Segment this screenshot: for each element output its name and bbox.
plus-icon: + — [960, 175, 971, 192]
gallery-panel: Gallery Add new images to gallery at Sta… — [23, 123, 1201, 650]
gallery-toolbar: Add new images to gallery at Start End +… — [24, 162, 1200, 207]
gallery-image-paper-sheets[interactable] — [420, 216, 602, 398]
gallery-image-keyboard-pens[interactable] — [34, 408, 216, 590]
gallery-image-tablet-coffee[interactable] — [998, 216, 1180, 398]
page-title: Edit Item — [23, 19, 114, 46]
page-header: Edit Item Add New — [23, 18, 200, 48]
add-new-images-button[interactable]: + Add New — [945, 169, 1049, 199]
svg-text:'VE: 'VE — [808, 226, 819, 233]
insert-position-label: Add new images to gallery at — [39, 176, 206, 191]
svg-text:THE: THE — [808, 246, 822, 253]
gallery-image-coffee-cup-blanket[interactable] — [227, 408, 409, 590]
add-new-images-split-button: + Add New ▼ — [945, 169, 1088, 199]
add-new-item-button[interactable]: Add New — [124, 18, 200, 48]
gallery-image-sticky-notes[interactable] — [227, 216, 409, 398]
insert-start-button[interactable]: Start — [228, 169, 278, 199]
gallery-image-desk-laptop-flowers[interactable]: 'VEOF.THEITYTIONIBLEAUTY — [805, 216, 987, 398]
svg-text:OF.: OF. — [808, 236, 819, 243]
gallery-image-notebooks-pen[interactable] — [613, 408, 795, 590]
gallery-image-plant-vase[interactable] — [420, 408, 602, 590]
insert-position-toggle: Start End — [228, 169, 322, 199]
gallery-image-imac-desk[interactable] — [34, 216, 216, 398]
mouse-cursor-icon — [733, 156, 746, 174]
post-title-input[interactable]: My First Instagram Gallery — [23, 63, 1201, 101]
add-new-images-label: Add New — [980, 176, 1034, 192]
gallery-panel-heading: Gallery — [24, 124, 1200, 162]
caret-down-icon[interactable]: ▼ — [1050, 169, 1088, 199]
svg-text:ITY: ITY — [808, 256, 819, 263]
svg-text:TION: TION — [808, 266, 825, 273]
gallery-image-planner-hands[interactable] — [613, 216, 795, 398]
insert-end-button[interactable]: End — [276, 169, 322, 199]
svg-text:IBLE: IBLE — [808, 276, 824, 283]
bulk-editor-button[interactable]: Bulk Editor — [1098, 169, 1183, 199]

##############################

> WHAT THE TASK REQUIRES
Please format all of the data above as a numbered list, leaving out any blank lines.

> SOLUTION TO THE PROBLEM
1. Segment this screenshot: for each element output its name and bbox.
2. plus-icon: + — [960, 175, 971, 192]
3. gallery-panel: Gallery Add new images to gallery at Sta… — [23, 123, 1201, 650]
4. gallery-toolbar: Add new images to gallery at Start End +… — [24, 162, 1200, 207]
5. gallery-image-paper-sheets[interactable] — [420, 216, 602, 398]
6. gallery-image-keyboard-pens[interactable] — [34, 408, 216, 590]
7. gallery-image-tablet-coffee[interactable] — [998, 216, 1180, 398]
8. page-title: Edit Item — [23, 19, 114, 46]
9. page-header: Edit Item Add New — [23, 18, 200, 48]
10. add-new-images-button[interactable]: + Add New — [945, 169, 1049, 199]
11. svg-text:'VE: 'VE — [808, 226, 819, 233]
12. insert-position-label: Add new images to gallery at — [39, 176, 206, 191]
13. svg-text:THE: THE — [808, 246, 822, 253]
14. gallery-image-coffee-cup-blanket[interactable] — [227, 408, 409, 590]
15. add-new-images-split-button: + Add New ▼ — [945, 169, 1088, 199]
16. add-new-item-button[interactable]: Add New — [124, 18, 200, 48]
17. gallery-image-sticky-notes[interactable] — [227, 216, 409, 398]
18. insert-start-button[interactable]: Start — [228, 169, 278, 199]
19. gallery-image-desk-laptop-flowers[interactable]: 'VEOF.THEITYTIONIBLEAUTY — [805, 216, 987, 398]
20. svg-text:OF.: OF. — [808, 236, 819, 243]
21. gallery-image-notebooks-pen[interactable] — [613, 408, 795, 590]
22. gallery-image-plant-vase[interactable] — [420, 408, 602, 590]
23. insert-position-toggle: Start End — [228, 169, 322, 199]
24. gallery-image-imac-desk[interactable] — [34, 216, 216, 398]
25. mouse-cursor-icon — [733, 156, 746, 174]
26. post-title-input[interactable]: My First Instagram Gallery — [23, 63, 1201, 101]
27. add-new-images-label: Add New — [980, 176, 1034, 192]
28. gallery-panel-heading: Gallery — [24, 124, 1200, 162]
29. caret-down-icon[interactable]: ▼ — [1050, 169, 1088, 199]
30. svg-text:ITY: ITY — [808, 256, 819, 263]
31. svg-text:TION: TION — [808, 266, 825, 273]
32. gallery-image-planner-hands[interactable] — [613, 216, 795, 398]
33. insert-end-button[interactable]: End — [276, 169, 322, 199]
34. svg-text:IBLE: IBLE — [808, 276, 824, 283]
35. bulk-editor-button[interactable]: Bulk Editor — [1098, 169, 1183, 199]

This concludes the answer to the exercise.